Gather all lines with "本源码来自易语言资源网" from the records.

::: Given records :::

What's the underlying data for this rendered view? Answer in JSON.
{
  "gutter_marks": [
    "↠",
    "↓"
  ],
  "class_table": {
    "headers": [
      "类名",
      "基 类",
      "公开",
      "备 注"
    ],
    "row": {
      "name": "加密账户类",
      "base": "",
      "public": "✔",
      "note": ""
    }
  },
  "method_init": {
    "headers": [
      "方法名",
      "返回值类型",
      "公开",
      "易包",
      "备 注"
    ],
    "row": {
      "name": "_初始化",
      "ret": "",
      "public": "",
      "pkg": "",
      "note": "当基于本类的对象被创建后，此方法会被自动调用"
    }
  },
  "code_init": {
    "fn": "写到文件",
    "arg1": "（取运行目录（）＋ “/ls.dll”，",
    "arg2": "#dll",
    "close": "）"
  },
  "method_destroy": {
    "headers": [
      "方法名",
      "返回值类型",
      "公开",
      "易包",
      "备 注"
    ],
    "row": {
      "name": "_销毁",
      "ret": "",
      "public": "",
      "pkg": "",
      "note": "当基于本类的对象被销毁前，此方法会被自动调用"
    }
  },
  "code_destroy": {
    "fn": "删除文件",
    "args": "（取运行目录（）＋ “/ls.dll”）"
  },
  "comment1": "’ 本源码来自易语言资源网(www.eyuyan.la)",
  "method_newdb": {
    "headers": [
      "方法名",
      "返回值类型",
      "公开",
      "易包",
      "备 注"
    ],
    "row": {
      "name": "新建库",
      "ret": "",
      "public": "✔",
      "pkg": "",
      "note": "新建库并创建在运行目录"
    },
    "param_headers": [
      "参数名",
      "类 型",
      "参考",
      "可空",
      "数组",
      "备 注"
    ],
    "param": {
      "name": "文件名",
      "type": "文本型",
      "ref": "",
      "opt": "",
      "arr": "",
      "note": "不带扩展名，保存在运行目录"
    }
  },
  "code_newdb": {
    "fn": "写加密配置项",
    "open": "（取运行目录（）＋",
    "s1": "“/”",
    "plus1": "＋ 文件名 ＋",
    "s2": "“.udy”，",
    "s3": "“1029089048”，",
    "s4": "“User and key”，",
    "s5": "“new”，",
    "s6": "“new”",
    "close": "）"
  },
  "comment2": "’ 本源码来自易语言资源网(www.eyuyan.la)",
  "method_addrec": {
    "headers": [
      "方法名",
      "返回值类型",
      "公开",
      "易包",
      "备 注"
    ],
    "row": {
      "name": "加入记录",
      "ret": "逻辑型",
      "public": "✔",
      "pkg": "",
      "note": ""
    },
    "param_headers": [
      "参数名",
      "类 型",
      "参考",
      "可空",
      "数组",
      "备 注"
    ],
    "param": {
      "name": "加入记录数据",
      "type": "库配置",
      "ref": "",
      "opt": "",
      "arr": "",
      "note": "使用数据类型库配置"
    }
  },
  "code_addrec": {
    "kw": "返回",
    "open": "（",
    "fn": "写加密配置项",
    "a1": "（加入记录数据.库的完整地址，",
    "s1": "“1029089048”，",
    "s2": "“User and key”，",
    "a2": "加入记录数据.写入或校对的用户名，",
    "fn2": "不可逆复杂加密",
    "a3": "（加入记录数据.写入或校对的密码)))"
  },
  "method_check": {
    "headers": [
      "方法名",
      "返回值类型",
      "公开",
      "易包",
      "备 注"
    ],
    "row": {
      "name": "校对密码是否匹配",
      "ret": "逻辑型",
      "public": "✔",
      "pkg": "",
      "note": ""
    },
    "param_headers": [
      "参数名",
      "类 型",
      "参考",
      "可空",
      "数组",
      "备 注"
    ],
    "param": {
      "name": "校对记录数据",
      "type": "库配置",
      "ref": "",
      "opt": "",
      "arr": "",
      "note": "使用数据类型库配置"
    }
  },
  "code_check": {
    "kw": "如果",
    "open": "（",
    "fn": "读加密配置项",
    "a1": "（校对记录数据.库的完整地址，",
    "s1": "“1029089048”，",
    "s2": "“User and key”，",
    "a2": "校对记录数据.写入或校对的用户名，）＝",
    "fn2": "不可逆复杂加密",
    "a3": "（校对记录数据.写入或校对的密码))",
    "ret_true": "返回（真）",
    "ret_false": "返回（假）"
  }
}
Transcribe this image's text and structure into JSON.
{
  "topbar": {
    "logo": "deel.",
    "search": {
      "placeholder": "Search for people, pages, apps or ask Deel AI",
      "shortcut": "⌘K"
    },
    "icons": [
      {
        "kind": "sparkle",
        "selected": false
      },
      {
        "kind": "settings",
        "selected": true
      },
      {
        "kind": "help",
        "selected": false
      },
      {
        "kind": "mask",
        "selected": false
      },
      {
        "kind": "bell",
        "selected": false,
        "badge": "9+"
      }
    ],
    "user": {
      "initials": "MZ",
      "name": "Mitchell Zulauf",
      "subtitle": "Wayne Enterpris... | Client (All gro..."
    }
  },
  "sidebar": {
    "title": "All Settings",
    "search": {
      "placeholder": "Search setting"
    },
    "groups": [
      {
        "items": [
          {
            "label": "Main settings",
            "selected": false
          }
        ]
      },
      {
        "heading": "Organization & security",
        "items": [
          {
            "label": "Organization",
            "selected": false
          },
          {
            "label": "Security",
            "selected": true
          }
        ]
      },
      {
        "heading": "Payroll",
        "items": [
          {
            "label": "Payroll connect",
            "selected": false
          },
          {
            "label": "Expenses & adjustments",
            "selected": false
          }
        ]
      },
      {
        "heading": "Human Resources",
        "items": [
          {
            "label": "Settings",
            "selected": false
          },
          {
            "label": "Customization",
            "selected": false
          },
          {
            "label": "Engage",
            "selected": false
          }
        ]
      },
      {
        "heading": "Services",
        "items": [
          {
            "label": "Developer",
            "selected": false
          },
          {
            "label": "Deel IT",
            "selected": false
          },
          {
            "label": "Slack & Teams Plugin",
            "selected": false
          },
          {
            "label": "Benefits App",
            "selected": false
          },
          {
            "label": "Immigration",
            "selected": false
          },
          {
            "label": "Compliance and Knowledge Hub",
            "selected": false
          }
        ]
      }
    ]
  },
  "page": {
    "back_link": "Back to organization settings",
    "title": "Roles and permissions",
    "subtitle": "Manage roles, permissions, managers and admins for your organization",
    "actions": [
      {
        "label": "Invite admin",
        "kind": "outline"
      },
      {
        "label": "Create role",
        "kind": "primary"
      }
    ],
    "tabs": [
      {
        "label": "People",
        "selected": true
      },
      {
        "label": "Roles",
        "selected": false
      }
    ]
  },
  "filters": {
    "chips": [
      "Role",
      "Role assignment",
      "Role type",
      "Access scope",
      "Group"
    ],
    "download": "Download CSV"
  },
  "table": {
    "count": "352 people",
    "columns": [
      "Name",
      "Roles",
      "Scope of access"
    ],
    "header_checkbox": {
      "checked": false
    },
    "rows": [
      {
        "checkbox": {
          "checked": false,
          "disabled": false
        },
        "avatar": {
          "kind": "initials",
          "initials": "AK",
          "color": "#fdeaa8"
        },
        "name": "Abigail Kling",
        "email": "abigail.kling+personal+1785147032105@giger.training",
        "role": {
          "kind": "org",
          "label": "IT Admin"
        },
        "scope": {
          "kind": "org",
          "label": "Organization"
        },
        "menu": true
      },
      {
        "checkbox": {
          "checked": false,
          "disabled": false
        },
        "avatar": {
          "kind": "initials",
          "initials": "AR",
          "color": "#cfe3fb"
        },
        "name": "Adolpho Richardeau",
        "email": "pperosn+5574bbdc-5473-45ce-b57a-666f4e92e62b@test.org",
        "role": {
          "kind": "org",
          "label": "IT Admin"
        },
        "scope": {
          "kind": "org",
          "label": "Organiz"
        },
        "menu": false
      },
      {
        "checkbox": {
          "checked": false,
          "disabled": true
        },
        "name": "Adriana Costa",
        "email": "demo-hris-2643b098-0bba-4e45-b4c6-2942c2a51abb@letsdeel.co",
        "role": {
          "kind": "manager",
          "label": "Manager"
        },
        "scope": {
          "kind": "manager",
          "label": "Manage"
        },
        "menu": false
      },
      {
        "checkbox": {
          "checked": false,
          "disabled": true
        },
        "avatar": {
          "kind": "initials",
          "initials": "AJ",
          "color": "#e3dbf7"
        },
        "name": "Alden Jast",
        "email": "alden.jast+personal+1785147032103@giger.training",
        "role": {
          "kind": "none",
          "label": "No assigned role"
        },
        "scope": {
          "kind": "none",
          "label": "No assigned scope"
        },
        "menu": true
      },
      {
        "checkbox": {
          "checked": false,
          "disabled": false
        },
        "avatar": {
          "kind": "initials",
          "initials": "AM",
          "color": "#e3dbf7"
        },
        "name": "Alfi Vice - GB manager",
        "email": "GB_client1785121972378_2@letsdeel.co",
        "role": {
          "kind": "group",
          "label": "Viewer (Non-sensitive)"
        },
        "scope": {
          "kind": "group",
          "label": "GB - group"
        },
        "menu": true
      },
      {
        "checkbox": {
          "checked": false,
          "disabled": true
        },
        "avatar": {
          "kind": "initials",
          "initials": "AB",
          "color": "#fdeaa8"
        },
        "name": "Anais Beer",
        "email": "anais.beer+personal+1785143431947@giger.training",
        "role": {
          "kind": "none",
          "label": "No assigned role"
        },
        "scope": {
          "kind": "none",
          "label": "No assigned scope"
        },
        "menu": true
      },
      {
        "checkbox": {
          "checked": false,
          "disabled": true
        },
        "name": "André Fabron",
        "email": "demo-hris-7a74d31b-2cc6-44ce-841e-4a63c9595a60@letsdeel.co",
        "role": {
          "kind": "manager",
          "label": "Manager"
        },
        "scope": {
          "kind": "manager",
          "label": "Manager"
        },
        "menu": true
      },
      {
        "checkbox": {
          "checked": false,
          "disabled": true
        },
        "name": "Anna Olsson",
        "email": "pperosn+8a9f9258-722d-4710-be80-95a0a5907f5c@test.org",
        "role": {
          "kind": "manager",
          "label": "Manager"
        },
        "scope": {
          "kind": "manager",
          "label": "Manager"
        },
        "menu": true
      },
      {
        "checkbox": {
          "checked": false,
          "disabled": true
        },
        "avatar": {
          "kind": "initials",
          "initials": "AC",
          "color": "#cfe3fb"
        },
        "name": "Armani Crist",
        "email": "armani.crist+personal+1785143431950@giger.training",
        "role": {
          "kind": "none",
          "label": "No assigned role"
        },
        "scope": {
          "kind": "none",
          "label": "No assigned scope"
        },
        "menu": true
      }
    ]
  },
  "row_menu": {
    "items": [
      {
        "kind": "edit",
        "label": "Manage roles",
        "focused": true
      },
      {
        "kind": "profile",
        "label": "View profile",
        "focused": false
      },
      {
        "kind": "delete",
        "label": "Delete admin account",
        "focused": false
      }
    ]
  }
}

:::

● Output below:
  "comment1": "’ 本源码来自易语言资源网(www.eyuyan.la)",
  "comment2": "’ 本源码来自易语言资源网(www.eyuyan.la)",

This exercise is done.